GIVEN PROBLEM: Copy every line of the entries that includes the word "this".

GIVEN DATA:
============

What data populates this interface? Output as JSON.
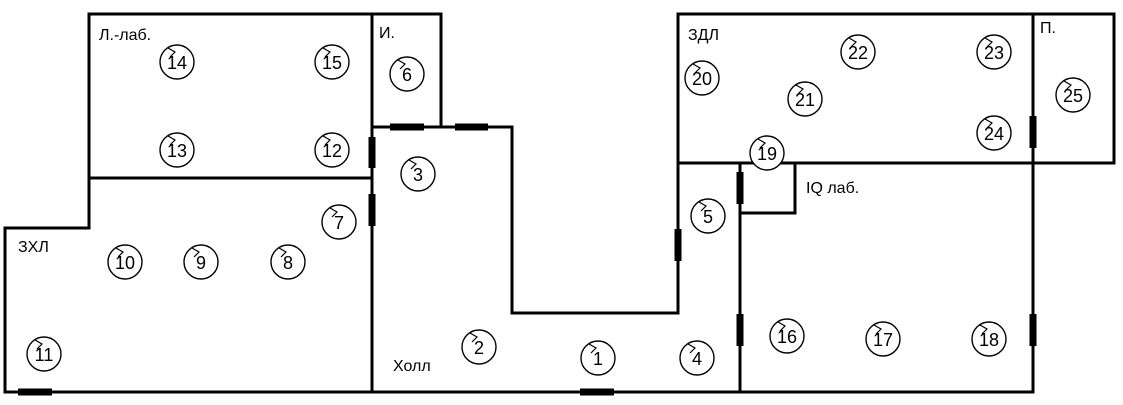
{
  "rooms": [
    {
      "id": "l-lab",
      "label": "Л.-лаб."
    },
    {
      "id": "i",
      "label": "И."
    },
    {
      "id": "zdl",
      "label": "ЗДЛ"
    },
    {
      "id": "p",
      "label": "П."
    },
    {
      "id": "iq-lab",
      "label": "IQ лаб."
    },
    {
      "id": "zhl",
      "label": "ЗХЛ"
    },
    {
      "id": "holl",
      "label": "Холл"
    }
  ],
  "markers": [
    "1",
    "2",
    "3",
    "4",
    "5",
    "6",
    "7",
    "8",
    "9",
    "10",
    "11",
    "12",
    "13",
    "14",
    "15",
    "16",
    "17",
    "18",
    "19",
    "20",
    "21",
    "22",
    "23",
    "24",
    "25"
  ]
}
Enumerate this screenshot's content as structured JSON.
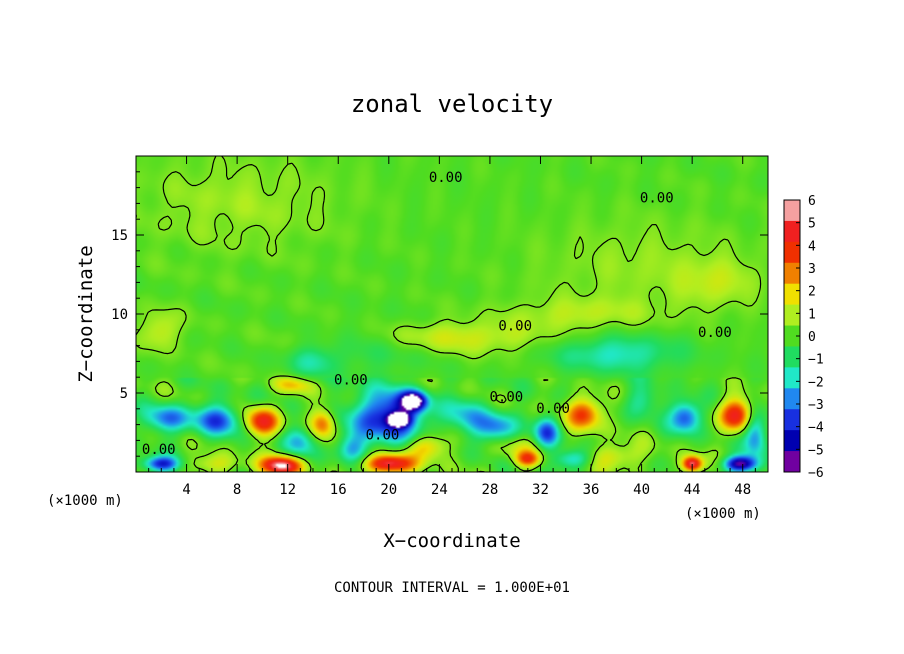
{
  "chart_data": {
    "type": "heatmap",
    "title": "zonal velocity",
    "xlabel": "X−coordinate",
    "ylabel": "Z−coordinate",
    "x_unit": "(×1000 m)",
    "z_unit": "(×1000 m)",
    "xlim": [
      0,
      50
    ],
    "ylim": [
      0,
      20
    ],
    "x_ticks": [
      4,
      8,
      12,
      16,
      20,
      24,
      28,
      32,
      36,
      40,
      44,
      48
    ],
    "y_ticks": [
      5,
      10,
      15
    ],
    "colorbar": {
      "levels": [
        6,
        5,
        4,
        3,
        2,
        1,
        0,
        -1,
        -2,
        -3,
        -4,
        -5,
        -6
      ],
      "labels": [
        "6",
        "5",
        "4",
        "3",
        "2",
        "1",
        "0",
        "−1",
        "−2",
        "−3",
        "−4",
        "−5",
        "−6"
      ],
      "colors": [
        "#f5a0a0",
        "#f02020",
        "#f03000",
        "#f08000",
        "#f0e000",
        "#b0ee20",
        "#50dc20",
        "#20dc60",
        "#20e8c8",
        "#2088f0",
        "#1830e0",
        "#0000b0",
        "#7000a0"
      ]
    },
    "contour_labels": [
      {
        "text": "0.00",
        "x": 24.5,
        "z": 18.6
      },
      {
        "text": "0.00",
        "x": 41.2,
        "z": 17.3
      },
      {
        "text": "0.00",
        "x": 30.0,
        "z": 9.2
      },
      {
        "text": "0.00",
        "x": 45.8,
        "z": 8.8
      },
      {
        "text": "0.00",
        "x": 17.0,
        "z": 5.8
      },
      {
        "text": "0.00",
        "x": 29.3,
        "z": 4.7
      },
      {
        "text": "0.00",
        "x": 33.0,
        "z": 4.0
      },
      {
        "text": "0.00",
        "x": 19.5,
        "z": 2.3
      },
      {
        "text": "0.00",
        "x": 1.8,
        "z": 1.4
      }
    ],
    "contour_interval_text": "CONTOUR INTERVAL = 1.000E+01",
    "features": [
      {
        "x": 4.5,
        "z": 1.0,
        "value": 0,
        "sx": 20,
        "sz": 4
      },
      {
        "x": 2.5,
        "z": 3.4,
        "value": -3,
        "sx": 1.8,
        "sz": 0.9
      },
      {
        "x": 6.5,
        "z": 3.3,
        "value": -3.5,
        "sx": 2.0,
        "sz": 1.0
      },
      {
        "x": 6.0,
        "z": 0.5,
        "value": 1.5,
        "sx": 2.5,
        "sz": 0.6
      },
      {
        "x": 10.0,
        "z": 3.2,
        "value": 4.5,
        "sx": 1.4,
        "sz": 0.9
      },
      {
        "x": 11.5,
        "z": 0.4,
        "value": 6.0,
        "sx": 1.6,
        "sz": 0.6
      },
      {
        "x": 13.0,
        "z": 2.0,
        "value": -2.5,
        "sx": 1.2,
        "sz": 1.0
      },
      {
        "x": 14.8,
        "z": 3.1,
        "value": 3.5,
        "sx": 1.0,
        "sz": 0.9
      },
      {
        "x": 12.5,
        "z": 5.5,
        "value": 2.0,
        "sx": 1.5,
        "sz": 0.5
      },
      {
        "x": 2.0,
        "z": 0.5,
        "value": -4.5,
        "sx": 1.5,
        "sz": 0.5
      },
      {
        "x": 20.0,
        "z": 3.5,
        "value": -5.0,
        "sx": 2.8,
        "sz": 1.6
      },
      {
        "x": 22.0,
        "z": 4.5,
        "value": -6.0,
        "sx": 1.0,
        "sz": 0.6
      },
      {
        "x": 20.8,
        "z": 3.3,
        "value": -6.0,
        "sx": 0.8,
        "sz": 0.4
      },
      {
        "x": 20.0,
        "z": 0.5,
        "value": 5.5,
        "sx": 2.0,
        "sz": 0.6
      },
      {
        "x": 23.0,
        "z": 1.6,
        "value": 3.0,
        "sx": 1.5,
        "sz": 0.8
      },
      {
        "x": 17.0,
        "z": 1.5,
        "value": -2.5,
        "sx": 1.2,
        "sz": 0.9
      },
      {
        "x": 26.0,
        "z": 3.5,
        "value": -2.0,
        "sx": 1.8,
        "sz": 1.2
      },
      {
        "x": 28.5,
        "z": 2.8,
        "value": -3.0,
        "sx": 1.6,
        "sz": 1.0
      },
      {
        "x": 30.0,
        "z": 1.5,
        "value": 1.0,
        "sx": 2.5,
        "sz": 0.8
      },
      {
        "x": 31.0,
        "z": 0.8,
        "value": 3.5,
        "sx": 1.0,
        "sz": 0.5
      },
      {
        "x": 32.5,
        "z": 2.5,
        "value": -3.5,
        "sx": 1.0,
        "sz": 1.0
      },
      {
        "x": 35.5,
        "z": 3.7,
        "value": 4.0,
        "sx": 1.4,
        "sz": 1.0
      },
      {
        "x": 34.5,
        "z": 0.8,
        "value": -2.5,
        "sx": 1.5,
        "sz": 0.6
      },
      {
        "x": 40.0,
        "z": 4.5,
        "value": -1.5,
        "sx": 1.5,
        "sz": 1.0
      },
      {
        "x": 43.5,
        "z": 3.5,
        "value": -4.0,
        "sx": 1.2,
        "sz": 1.0
      },
      {
        "x": 44.0,
        "z": 0.5,
        "value": 6.0,
        "sx": 0.8,
        "sz": 0.5
      },
      {
        "x": 47.5,
        "z": 3.6,
        "value": 5.0,
        "sx": 1.3,
        "sz": 1.0
      },
      {
        "x": 49.0,
        "z": 2.5,
        "value": -3.5,
        "sx": 0.9,
        "sz": 1.5
      },
      {
        "x": 47.8,
        "z": 0.5,
        "value": -6.0,
        "sx": 1.3,
        "sz": 0.5
      },
      {
        "x": 38.0,
        "z": 1.0,
        "value": 2.0,
        "sx": 2.0,
        "sz": 0.8
      },
      {
        "x": 25.0,
        "z": 8.5,
        "value": 1.5,
        "sx": 8.0,
        "sz": 1.0
      },
      {
        "x": 35.0,
        "z": 10.0,
        "value": 1.0,
        "sx": 6.0,
        "sz": 1.0
      },
      {
        "x": 38.0,
        "z": 7.5,
        "value": -2.0,
        "sx": 5.0,
        "sz": 1.2
      },
      {
        "x": 19.0,
        "z": 8.0,
        "value": -1.0,
        "sx": 4.0,
        "sz": 1.5
      },
      {
        "x": 14.0,
        "z": 7.0,
        "value": -1.5,
        "sx": 2.0,
        "sz": 1.0
      },
      {
        "x": 2.0,
        "z": 9.0,
        "value": 1.5,
        "sx": 1.5,
        "sz": 1.2
      },
      {
        "x": 8.0,
        "z": 17.0,
        "value": 0.8,
        "sx": 8.0,
        "sz": 3.0
      },
      {
        "x": 40.0,
        "z": 13.0,
        "value": 0.7,
        "sx": 8.0,
        "sz": 3.0
      },
      {
        "x": 46.0,
        "z": 12.0,
        "value": 1.0,
        "sx": 3.0,
        "sz": 1.5
      }
    ]
  }
}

============

COMPLETED TASK:
What data populates this interface? Output as JSON.
Enumerate this screenshot's content as structured JSON.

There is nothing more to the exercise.